◆ TASK REQUIREMENTS
Give every line from the entries that contains "Šrobárova".

◆ Collected data entries
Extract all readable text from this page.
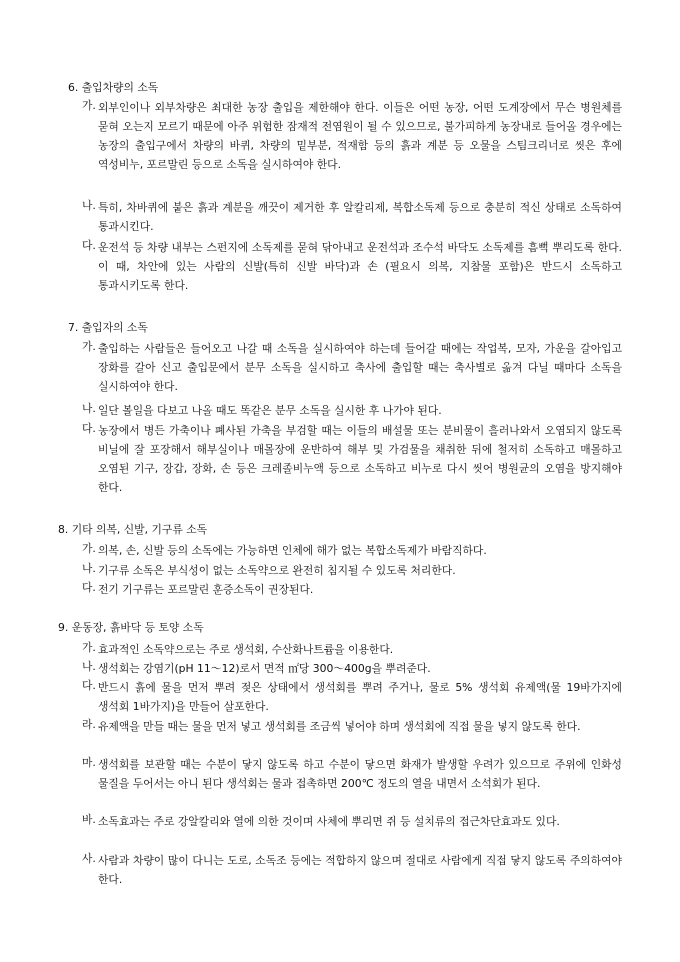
6. 출입차량의 소독
가. 외부인이나 외부차량은 최대한 농장 출입을 제한해야 한다. 이들은 어떤 농장, 어떤 도계장에서 무슨 병원체를 묻혀 오는지 모르기 때문에 아주 위험한 잠재적 전염원이 될 수 있으므로, 불가피하게 농장내로 들어올 경우에는 농장의 출입구에서 차량의 바퀴, 차량의 밑부분, 적재함 등의 흙과 계분 등 오물을 스팀크리너로 씻은 후에 역성비누, 포르말린 등으로 소독을 실시하여야 한다.
나. 특히, 차바퀴에 붙은 흙과 계분을 깨끗이 제거한 후 알칼리제, 복합소독제 등으로 충분히 적신 상태로 소독하여 통과시킨다.
다. 운전석 등 차량 내부는 스펀지에 소독제를 묻혀 닦아내고 운전석과 조수석 바닥도 소독제를 흠뻑 뿌리도록 한다. 이 때, 차안에 있는 사람의 신발(특히 신발 바닥)과 손 (필요시 의복, 지참물 포함)은 반드시 소독하고 통과시키도록 한다.
7. 출입자의 소독
가. 출입하는 사람들은 들어오고 나갈 때 소독을 실시하여야 하는데 들어갈 때에는 작업복, 모자, 가운을 갈아입고 장화를 갈아 신고 출입문에서 분무 소독을 실시하고 축사에 출입할 때는 축사별로 옮겨 다닐 때마다 소독을 실시하여야 한다.
나. 일단 볼일을 다보고 나올 때도 똑같은 분무 소독을 실시한 후 나가야 된다.
다. 농장에서 병든 가축이나 폐사된 가축을 부검할 때는 이들의 배설물 또는 분비물이 흘러나와서 오염되지 않도록 비닐에 잘 포장해서 해부실이나 매몰장에 운반하여 해부 및 가검물을 채취한 뒤에 철저히 소독하고 매몰하고 오염된 기구, 장갑, 장화, 손 등은 크레졸비누액 등으로 소독하고 비누로 다시 씻어 병원균의 오염을 방지해야 한다.
8. 기타 의복, 신발, 기구류 소독
가. 의복, 손, 신발 등의 소독에는 가능하면 인체에 해가 없는 복합소독제가 바람직하다.
나. 기구류 소독은 부식성이 없는 소독약으로 완전히 침지될 수 있도록 처리한다.
다. 전기 기구류는 포르말린 훈증소독이 권장된다.
9. 운동장, 흙바닥 등 토양 소독
가. 효과적인 소독약으로는 주로 생석회, 수산화나트륨을 이용한다.
나. 생석회는 강염기(pH 11～12)로서 면적 ㎡당 300～400g을 뿌려준다.
다. 반드시 흙에 물을 먼저 뿌려 젖은 상태에서 생석회를 뿌려 주거나, 물로 5% 생석회 유제액(물 19바가지에 생석회 1바가지)을 만들어 살포한다.
라. 유제액을 만들 때는 물을 먼저 넣고 생석회를 조금씩 넣어야 하며 생석회에 직접 물을 넣지 않도록 한다.
마. 생석회를 보관할 때는 수분이 닿지 않도록 하고 수분이 닿으면 화재가 발생할 우려가 있으므로 주위에 인화성 물질을 두어서는 아니 된다 생석회는 물과 접촉하면 200℃ 정도의 열을 내면서 소석회가 된다.
바. 소독효과는 주로 강알칼리와 열에 의한 것이며 사체에 뿌리면 쥐 등 설치류의 접근차단효과도 있다.
사. 사람과 차량이 많이 다니는 도로, 소독조 등에는 적합하지 않으며 절대로 사람에게 직접 닿지 않도록 주의하여야 한다.
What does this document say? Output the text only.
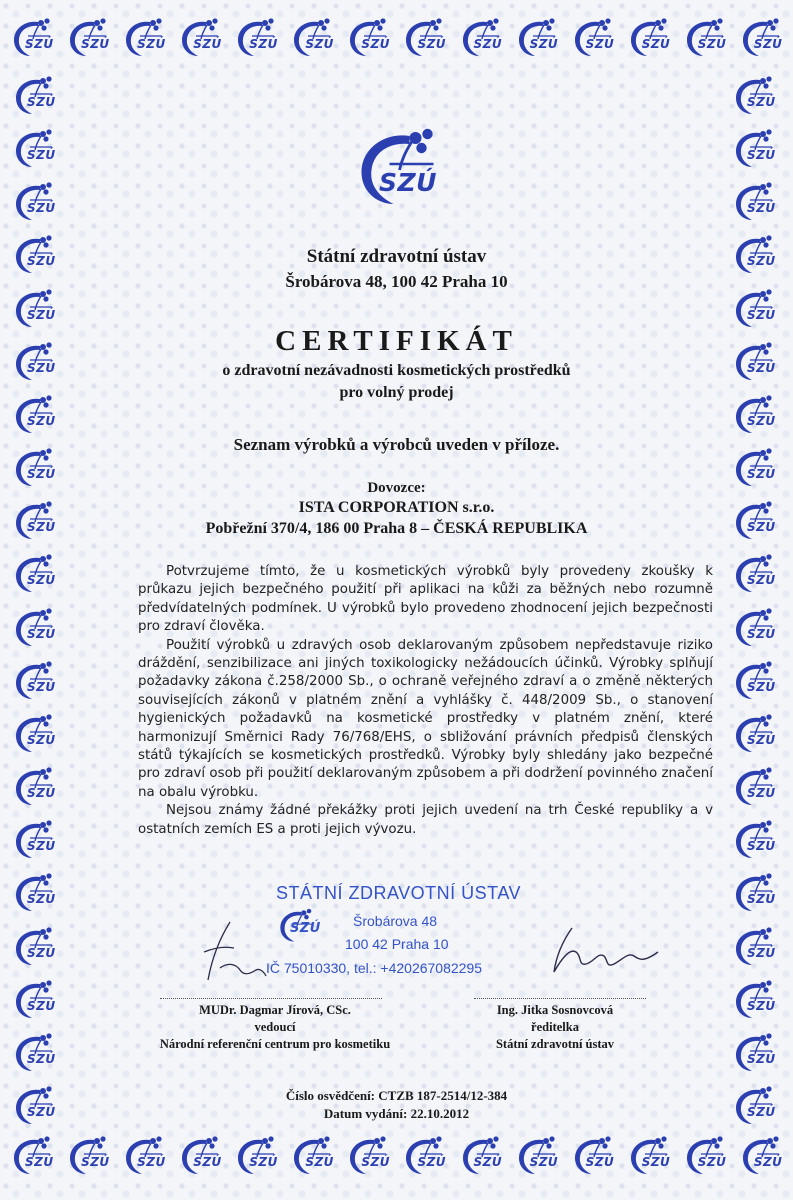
SZÚ SZÚ SZÚ SZÚ SZÚ SZÚ SZÚ SZÚ SZÚ SZÚ SZÚ SZÚ SZÚ SZÚ
SZÚ SZÚ SZÚ SZÚ SZÚ SZÚ SZÚ SZÚ SZÚ SZÚ SZÚ SZÚ SZÚ SZÚ
SZÚ
SZÚ
SZÚ
SZÚ
SZÚ
SZÚ
SZÚ
SZÚ
SZÚ
SZÚ
SZÚ
SZÚ
SZÚ
SZÚ
SZÚ
SZÚ
SZÚ
SZÚ
SZÚ
SZÚ
SZÚ
SZÚ
SZÚ
SZÚ
SZÚ
SZÚ
SZÚ
SZÚ
SZÚ
SZÚ
SZÚ
SZÚ
SZÚ
SZÚ
SZÚ
SZÚ
SZÚ
SZÚ
SZÚ
SZÚ
SZÚ
Státní zdravotní ústav
Šrobárova 48, 100 42 Praha 10
CERTIFIKÁT
o zdravotní nezávadnosti kosmetických prostředků
pro volný prodej
Seznam výrobků a výrobců uveden v příloze.
Dovozce:
ISTA CORPORATION s.r.o.
Pobřežní 370/4, 186 00 Praha 8 – ČESKÁ REPUBLIKA

Potvrzujeme tímto, že u kosmetických výrobků byly provedeny zkoušky k průkazu jejich bezpečného použití při aplikaci na kůži za běžných nebo rozumně předvídatelných podmínek. U výrobků bylo provedeno zhodnocení jejich bezpečnosti pro zdraví člověka.

Použití výrobků u zdravých osob deklarovaným způsobem nepředstavuje riziko dráždění, senzibilizace ani jiných toxikologicky nežádoucích účinků. Výrobky splňují požadavky zákona č.258/2000 Sb., o ochraně veřejného zdraví a o změně některých souvisejících zákonů v platném znění a vyhlášky č. 448/2009 Sb., o stanovení hygienických požadavků na kosmetické prostředky v platném znění, které harmonizují Směrnici Rady 76/768/EHS, o sbližování právních předpisů členských států týkajících se kosmetických prostředků. Výrobky byly shledány jako bezpečné pro zdraví osob při použití deklarovaným způsobem a při dodržení povinného značení na obalu výrobku.

Nejsou známy žádné překážky proti jejich uvedení na trh České republiky a v ostatních zemích ES a proti jejich vývozu.

STÁTNÍ ZDRAVOTNÍ ÚSTAV
SZÚ Šrobárova 48
100 42 Praha 10
IČ 75010330, tel.: +420267082295
MUDr. Dagmar Jírová, CSc.
vedoucí
Národní referenční centrum pro kosmetiku
Ing. Jitka Sosnovcová
ředitelka
Státní zdravotní ústav
Číslo osvědčení: CTZB 187-2514/12-384
Datum vydání: 22.10.2012
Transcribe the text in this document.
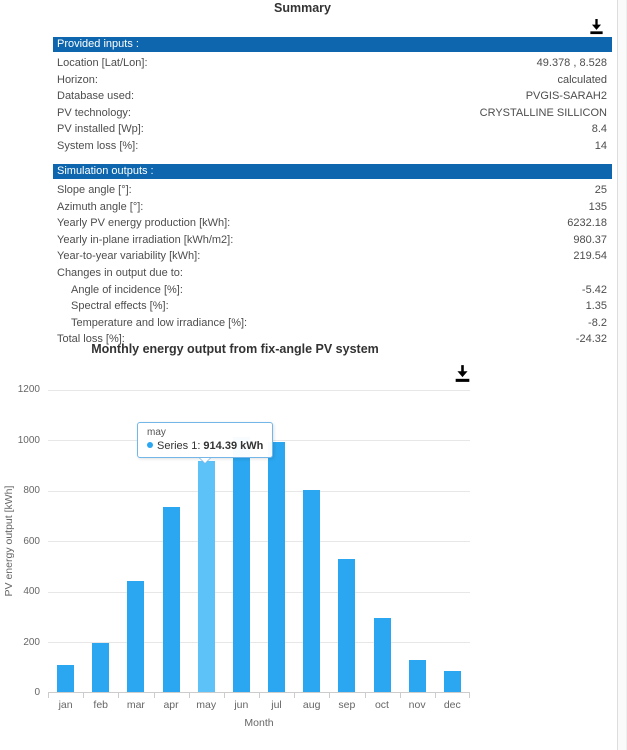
Summary
Provided inputs :
Location [Lat/Lon]:	49.378 , 8.528
Horizon:	calculated
Database used:	PVGIS-SARAH2
PV technology:	CRYSTALLINE SILLICON
PV installed [Wp]:	8.4
System loss [%]:	14
Simulation outputs :
Slope angle [°]:	25
Azimuth angle [°]:	135
Yearly PV energy production [kWh]:	6232.18
Yearly in-plane irradiation [kWh/m2]:	980.37
Year-to-year variability [kWh]:	219.54
Changes in output due to:
Angle of incidence [%]:	-5.42
Spectral effects [%]:	1.35
Temperature and low irradiance [%]:	-8.2
Total loss [%]:	-24.32
Monthly energy output from fix-angle PV system
PV energy output [kWh]
0
200
400
600
800
1000
1200
jan	feb	mar	apr	may	jun	jul	aug	sep	oct	nov	dec
Month
may
Series 1: 914.39 kWh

◆ RIGHT ANSWER
Šrobárova 48, 100 42 Praha 10
SZÚ Šrobárova 48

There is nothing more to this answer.